## start RECORDS
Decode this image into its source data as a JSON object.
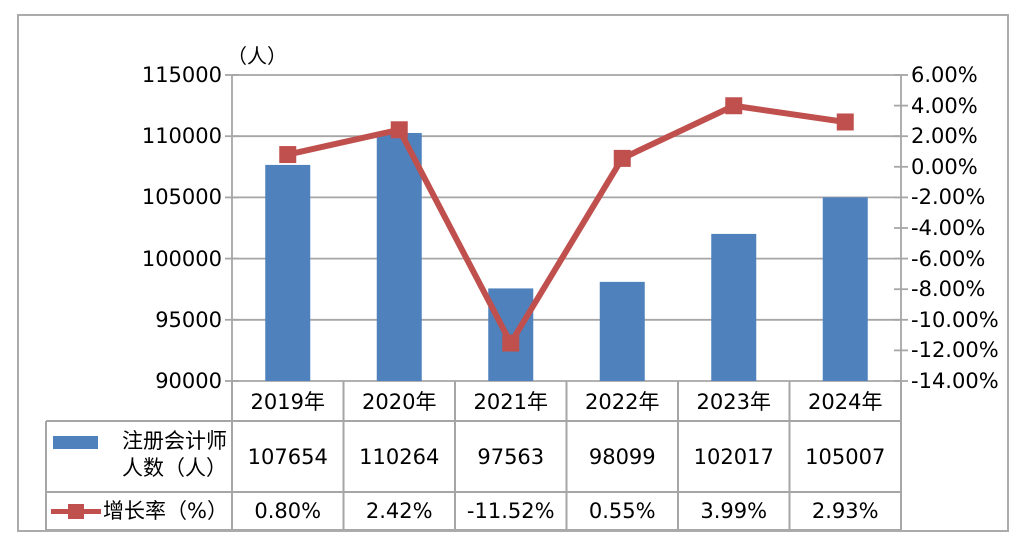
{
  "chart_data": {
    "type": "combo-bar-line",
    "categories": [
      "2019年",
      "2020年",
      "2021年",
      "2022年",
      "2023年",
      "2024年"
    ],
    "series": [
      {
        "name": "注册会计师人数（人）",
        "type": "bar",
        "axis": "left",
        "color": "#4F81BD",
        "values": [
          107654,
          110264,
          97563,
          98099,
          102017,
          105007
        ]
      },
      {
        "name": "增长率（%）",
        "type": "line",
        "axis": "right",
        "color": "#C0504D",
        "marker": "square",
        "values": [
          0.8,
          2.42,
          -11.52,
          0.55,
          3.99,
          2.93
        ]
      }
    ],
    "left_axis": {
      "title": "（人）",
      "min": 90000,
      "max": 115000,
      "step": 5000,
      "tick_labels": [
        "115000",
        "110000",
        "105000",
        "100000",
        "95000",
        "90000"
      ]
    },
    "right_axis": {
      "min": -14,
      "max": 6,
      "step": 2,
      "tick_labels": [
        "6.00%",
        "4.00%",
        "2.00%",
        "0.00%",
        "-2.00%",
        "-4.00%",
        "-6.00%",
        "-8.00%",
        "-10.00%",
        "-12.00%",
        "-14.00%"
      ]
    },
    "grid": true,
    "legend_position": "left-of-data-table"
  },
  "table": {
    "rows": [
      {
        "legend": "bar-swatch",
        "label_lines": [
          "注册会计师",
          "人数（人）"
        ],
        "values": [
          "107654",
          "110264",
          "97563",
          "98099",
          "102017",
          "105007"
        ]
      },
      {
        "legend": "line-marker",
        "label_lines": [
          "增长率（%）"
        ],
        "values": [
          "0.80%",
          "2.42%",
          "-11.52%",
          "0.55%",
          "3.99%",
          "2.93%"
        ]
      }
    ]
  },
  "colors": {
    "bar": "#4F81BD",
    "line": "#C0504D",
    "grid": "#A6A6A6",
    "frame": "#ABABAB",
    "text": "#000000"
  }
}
## end RECORDS
| DIRECTION |
Pull out all lines containing the word "type" from the entries above.

| SOLUTION TO THE PROBLEM |
    "type": "combo-bar-line",
        "type": "bar",
        "type": "line",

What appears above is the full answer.